(Data entries)
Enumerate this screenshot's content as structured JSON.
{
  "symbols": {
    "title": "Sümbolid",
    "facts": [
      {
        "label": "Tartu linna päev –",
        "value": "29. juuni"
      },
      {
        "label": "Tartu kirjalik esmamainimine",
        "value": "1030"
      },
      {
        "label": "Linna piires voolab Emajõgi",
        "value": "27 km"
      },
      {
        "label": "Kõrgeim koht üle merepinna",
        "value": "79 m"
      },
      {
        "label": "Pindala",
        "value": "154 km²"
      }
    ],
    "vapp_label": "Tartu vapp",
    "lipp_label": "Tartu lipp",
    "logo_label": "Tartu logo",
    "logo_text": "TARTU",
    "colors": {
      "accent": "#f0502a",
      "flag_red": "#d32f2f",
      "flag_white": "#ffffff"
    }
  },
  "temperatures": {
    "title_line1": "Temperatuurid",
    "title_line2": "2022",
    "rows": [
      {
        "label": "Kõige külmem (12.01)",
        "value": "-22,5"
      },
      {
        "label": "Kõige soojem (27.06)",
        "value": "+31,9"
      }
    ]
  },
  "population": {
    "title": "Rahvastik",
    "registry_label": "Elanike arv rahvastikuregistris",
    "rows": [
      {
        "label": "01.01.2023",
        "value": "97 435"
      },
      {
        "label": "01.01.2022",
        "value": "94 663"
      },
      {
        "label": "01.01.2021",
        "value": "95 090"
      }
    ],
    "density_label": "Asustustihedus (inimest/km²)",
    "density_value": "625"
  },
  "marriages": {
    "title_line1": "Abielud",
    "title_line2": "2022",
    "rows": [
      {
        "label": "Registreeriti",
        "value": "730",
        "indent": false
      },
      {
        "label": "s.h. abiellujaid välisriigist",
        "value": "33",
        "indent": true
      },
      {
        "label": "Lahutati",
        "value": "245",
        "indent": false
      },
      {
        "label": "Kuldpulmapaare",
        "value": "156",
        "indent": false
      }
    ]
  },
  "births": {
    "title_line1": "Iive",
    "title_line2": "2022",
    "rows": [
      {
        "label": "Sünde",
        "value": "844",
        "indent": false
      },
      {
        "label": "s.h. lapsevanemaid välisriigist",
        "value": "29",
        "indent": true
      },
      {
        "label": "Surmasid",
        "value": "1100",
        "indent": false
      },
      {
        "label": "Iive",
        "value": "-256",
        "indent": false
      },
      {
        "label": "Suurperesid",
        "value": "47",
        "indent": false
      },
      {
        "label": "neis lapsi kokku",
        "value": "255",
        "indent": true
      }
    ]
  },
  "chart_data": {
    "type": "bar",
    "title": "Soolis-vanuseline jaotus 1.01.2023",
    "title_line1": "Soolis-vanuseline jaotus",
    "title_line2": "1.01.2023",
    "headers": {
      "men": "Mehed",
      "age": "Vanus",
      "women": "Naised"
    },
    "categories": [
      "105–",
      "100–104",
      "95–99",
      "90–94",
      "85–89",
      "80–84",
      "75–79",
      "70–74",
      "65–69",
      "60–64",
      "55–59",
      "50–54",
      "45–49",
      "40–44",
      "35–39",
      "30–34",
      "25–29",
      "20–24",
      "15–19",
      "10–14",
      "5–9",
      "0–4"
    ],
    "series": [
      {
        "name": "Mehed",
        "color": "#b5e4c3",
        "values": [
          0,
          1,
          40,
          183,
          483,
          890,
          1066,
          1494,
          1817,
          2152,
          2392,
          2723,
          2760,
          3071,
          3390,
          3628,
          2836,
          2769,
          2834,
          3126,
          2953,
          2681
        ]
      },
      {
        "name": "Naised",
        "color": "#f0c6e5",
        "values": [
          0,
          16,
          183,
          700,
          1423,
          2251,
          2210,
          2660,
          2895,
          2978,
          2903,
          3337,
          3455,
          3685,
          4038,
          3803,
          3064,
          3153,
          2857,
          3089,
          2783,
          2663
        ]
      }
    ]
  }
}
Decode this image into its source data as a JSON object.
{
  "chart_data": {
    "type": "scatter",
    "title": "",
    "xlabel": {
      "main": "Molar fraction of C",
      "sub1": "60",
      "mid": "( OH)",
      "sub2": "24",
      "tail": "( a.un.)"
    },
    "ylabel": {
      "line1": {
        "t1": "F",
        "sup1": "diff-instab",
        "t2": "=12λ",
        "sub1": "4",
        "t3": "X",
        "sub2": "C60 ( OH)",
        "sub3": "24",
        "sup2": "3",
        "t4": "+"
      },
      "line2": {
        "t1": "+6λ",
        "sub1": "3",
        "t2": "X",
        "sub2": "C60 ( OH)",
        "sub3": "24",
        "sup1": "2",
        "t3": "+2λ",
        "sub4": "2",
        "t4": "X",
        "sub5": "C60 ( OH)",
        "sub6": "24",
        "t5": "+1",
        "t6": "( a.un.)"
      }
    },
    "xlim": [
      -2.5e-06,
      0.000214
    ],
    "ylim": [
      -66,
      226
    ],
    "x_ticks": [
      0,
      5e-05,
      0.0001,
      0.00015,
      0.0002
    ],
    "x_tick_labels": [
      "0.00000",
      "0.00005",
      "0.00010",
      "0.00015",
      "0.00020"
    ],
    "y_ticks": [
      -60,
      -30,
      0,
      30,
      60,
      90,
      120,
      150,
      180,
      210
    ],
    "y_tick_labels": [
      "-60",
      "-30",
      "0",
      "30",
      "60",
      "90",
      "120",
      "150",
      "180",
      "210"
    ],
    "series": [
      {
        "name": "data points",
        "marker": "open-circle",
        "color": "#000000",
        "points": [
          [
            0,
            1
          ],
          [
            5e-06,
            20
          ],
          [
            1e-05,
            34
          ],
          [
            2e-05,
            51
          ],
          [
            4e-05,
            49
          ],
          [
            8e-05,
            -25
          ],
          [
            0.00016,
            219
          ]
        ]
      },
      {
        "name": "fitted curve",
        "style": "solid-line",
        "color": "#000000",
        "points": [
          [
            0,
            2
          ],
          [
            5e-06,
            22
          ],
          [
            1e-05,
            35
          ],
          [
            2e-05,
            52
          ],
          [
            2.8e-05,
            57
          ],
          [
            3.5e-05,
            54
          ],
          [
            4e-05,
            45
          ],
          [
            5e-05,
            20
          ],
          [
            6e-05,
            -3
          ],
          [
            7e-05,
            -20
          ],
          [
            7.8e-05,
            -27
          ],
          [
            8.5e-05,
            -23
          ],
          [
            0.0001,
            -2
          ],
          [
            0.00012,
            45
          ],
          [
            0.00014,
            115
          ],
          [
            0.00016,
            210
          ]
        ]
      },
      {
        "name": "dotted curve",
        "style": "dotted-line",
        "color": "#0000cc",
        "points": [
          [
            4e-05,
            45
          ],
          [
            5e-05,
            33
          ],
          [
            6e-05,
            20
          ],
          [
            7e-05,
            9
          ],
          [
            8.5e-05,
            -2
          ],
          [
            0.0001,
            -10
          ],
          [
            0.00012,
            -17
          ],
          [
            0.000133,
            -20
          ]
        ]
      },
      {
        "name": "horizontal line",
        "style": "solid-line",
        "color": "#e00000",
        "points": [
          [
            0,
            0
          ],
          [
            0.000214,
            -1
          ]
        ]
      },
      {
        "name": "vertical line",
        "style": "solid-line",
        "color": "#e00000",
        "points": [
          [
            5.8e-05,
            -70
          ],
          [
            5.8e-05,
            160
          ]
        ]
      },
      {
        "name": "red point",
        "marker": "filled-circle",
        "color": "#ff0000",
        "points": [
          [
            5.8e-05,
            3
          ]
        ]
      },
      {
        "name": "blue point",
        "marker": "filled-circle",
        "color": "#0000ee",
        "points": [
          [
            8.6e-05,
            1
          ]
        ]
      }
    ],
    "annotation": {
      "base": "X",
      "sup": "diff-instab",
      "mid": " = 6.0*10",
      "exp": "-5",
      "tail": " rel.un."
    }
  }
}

▶ [Request]: Extract the complete listing above, reproducing each line exactly.

▶ [Full response]:
Enumerate this screenshot's content as structured JSON.
{
  "symbols": {
    "title": "Sümbolid",
    "facts": [
      {
        "label": "Tartu linna päev –",
        "value": "29. juuni"
      },
      {
        "label": "Tartu kirjalik esmamainimine",
        "value": "1030"
      },
      {
        "label": "Linna piires voolab Emajõgi",
        "value": "27 km"
      },
      {
        "label": "Kõrgeim koht üle merepinna",
        "value": "79 m"
      },
      {
        "label": "Pindala",
        "value": "154 km²"
      }
    ],
    "vapp_label": "Tartu vapp",
    "lipp_label": "Tartu lipp",
    "logo_label": "Tartu logo",
    "logo_text": "TARTU",
    "colors": {
      "accent": "#f0502a",
      "flag_red": "#d32f2f",
      "flag_white": "#ffffff"
    }
  },
  "temperatures": {
    "title_line1": "Temperatuurid",
    "title_line2": "2022",
    "rows": [
      {
        "label": "Kõige külmem (12.01)",
        "value": "-22,5"
      },
      {
        "label": "Kõige soojem (27.06)",
        "value": "+31,9"
      }
    ]
  },
  "population": {
    "title": "Rahvastik",
    "registry_label": "Elanike arv rahvastikuregistris",
    "rows": [
      {
        "label": "01.01.2023",
        "value": "97 435"
      },
      {
        "label": "01.01.2022",
        "value": "94 663"
      },
      {
        "label": "01.01.2021",
        "value": "95 090"
      }
    ],
    "density_label": "Asustustihedus (inimest/km²)",
    "density_value": "625"
  },
  "marriages": {
    "title_line1": "Abielud",
    "title_line2": "2022",
    "rows": [
      {
        "label": "Registreeriti",
        "value": "730",
        "indent": false
      },
      {
        "label": "s.h. abiellujaid välisriigist",
        "value": "33",
        "indent": true
      },
      {
        "label": "Lahutati",
        "value": "245",
        "indent": false
      },
      {
        "label": "Kuldpulmapaare",
        "value": "156",
        "indent": false
      }
    ]
  },
  "births": {
    "title_line1": "Iive",
    "title_line2": "2022",
    "rows": [
      {
        "label": "Sünde",
        "value": "844",
        "indent": false
      },
      {
        "label": "s.h. lapsevanemaid välisriigist",
        "value": "29",
        "indent": true
      },
      {
        "label": "Surmasid",
        "value": "1100",
        "indent": false
      },
      {
        "label": "Iive",
        "value": "-256",
        "indent": false
      },
      {
        "label": "Suurperesid",
        "value": "47",
        "indent": false
      },
      {
        "label": "neis lapsi kokku",
        "value": "255",
        "indent": true
      }
    ]
  },
  "chart_data": {
    "type": "bar",
    "title": "Soolis-vanuseline jaotus 1.01.2023",
    "title_line1": "Soolis-vanuseline jaotus",
    "title_line2": "1.01.2023",
    "headers": {
      "men": "Mehed",
      "age": "Vanus",
      "women": "Naised"
    },
    "categories": [
      "105–",
      "100–104",
      "95–99",
      "90–94",
      "85–89",
      "80–84",
      "75–79",
      "70–74",
      "65–69",
      "60–64",
      "55–59",
      "50–54",
      "45–49",
      "40–44",
      "35–39",
      "30–34",
      "25–29",
      "20–24",
      "15–19",
      "10–14",
      "5–9",
      "0–4"
    ],
    "series": [
      {
        "name": "Mehed",
        "color": "#b5e4c3",
        "values": [
          0,
          1,
          40,
          183,
          483,
          890,
          1066,
          1494,
          1817,
          2152,
          2392,
          2723,
          2760,
          3071,
          3390,
          3628,
          2836,
          2769,
          2834,
          3126,
          2953,
          2681
        ]
      },
      {
        "name": "Naised",
        "color": "#f0c6e5",
        "values": [
          0,
          16,
          183,
          700,
          1423,
          2251,
          2210,
          2660,
          2895,
          2978,
          2903,
          3337,
          3455,
          3685,
          4038,
          3803,
          3064,
          3153,
          2857,
          3089,
          2783,
          2663
        ]
      }
    ]
  }
}
Decode this image into its source data as a JSON object.
{
  "chart_data": {
    "type": "scatter",
    "title": "",
    "xlabel": {
      "main": "Molar fraction of C",
      "sub1": "60",
      "mid": "( OH)",
      "sub2": "24",
      "tail": "( a.un.)"
    },
    "ylabel": {
      "line1": {
        "t1": "F",
        "sup1": "diff-instab",
        "t2": "=12λ",
        "sub1": "4",
        "t3": "X",
        "sub2": "C60 ( OH)",
        "sub3": "24",
        "sup2": "3",
        "t4": "+"
      },
      "line2": {
        "t1": "+6λ",
        "sub1": "3",
        "t2": "X",
        "sub2": "C60 ( OH)",
        "sub3": "24",
        "sup1": "2",
        "t3": "+2λ",
        "sub4": "2",
        "t4": "X",
        "sub5": "C60 ( OH)",
        "sub6": "24",
        "t5": "+1",
        "t6": "( a.un.)"
      }
    },
    "xlim": [
      -2.5e-06,
      0.000214
    ],
    "ylim": [
      -66,
      226
    ],
    "x_ticks": [
      0,
      5e-05,
      0.0001,
      0.00015,
      0.0002
    ],
    "x_tick_labels": [
      "0.00000",
      "0.00005",
      "0.00010",
      "0.00015",
      "0.00020"
    ],
    "y_ticks": [
      -60,
      -30,
      0,
      30,
      60,
      90,
      120,
      150,
      180,
      210
    ],
    "y_tick_labels": [
      "-60",
      "-30",
      "0",
      "30",
      "60",
      "90",
      "120",
      "150",
      "180",
      "210"
    ],
    "series": [
      {
        "name": "data points",
        "marker": "open-circle",
        "color": "#000000",
        "points": [
          [
            0,
            1
          ],
          [
            5e-06,
            20
          ],
          [
            1e-05,
            34
          ],
          [
            2e-05,
            51
          ],
          [
            4e-05,
            49
          ],
          [
            8e-05,
            -25
          ],
          [
            0.00016,
            219
          ]
        ]
      },
      {
        "name": "fitted curve",
        "style": "solid-line",
        "color": "#000000",
        "points": [
          [
            0,
            2
          ],
          [
            5e-06,
            22
          ],
          [
            1e-05,
            35
          ],
          [
            2e-05,
            52
          ],
          [
            2.8e-05,
            57
          ],
          [
            3.5e-05,
            54
          ],
          [
            4e-05,
            45
          ],
          [
            5e-05,
            20
          ],
          [
            6e-05,
            -3
          ],
          [
            7e-05,
            -20
          ],
          [
            7.8e-05,
            -27
          ],
          [
            8.5e-05,
            -23
          ],
          [
            0.0001,
            -2
          ],
          [
            0.00012,
            45
          ],
          [
            0.00014,
            115
          ],
          [
            0.00016,
            210
          ]
        ]
      },
      {
        "name": "dotted curve",
        "style": "dotted-line",
        "color": "#0000cc",
        "points": [
          [
            4e-05,
            45
          ],
          [
            5e-05,
            33
          ],
          [
            6e-05,
            20
          ],
          [
            7e-05,
            9
          ],
          [
            8.5e-05,
            -2
          ],
          [
            0.0001,
            -10
          ],
          [
            0.00012,
            -17
          ],
          [
            0.000133,
            -20
          ]
        ]
      },
      {
        "name": "horizontal line",
        "style": "solid-line",
        "color": "#e00000",
        "points": [
          [
            0,
            0
          ],
          [
            0.000214,
            -1
          ]
        ]
      },
      {
        "name": "vertical line",
        "style": "solid-line",
        "color": "#e00000",
        "points": [
          [
            5.8e-05,
            -70
          ],
          [
            5.8e-05,
            160
          ]
        ]
      },
      {
        "name": "red point",
        "marker": "filled-circle",
        "color": "#ff0000",
        "points": [
          [
            5.8e-05,
            3
          ]
        ]
      },
      {
        "name": "blue point",
        "marker": "filled-circle",
        "color": "#0000ee",
        "points": [
          [
            8.6e-05,
            1
          ]
        ]
      }
    ],
    "annotation": {
      "base": "X",
      "sup": "diff-instab",
      "mid": " = 6.0*10",
      "exp": "-5",
      "tail": " rel.un."
    }
  }
}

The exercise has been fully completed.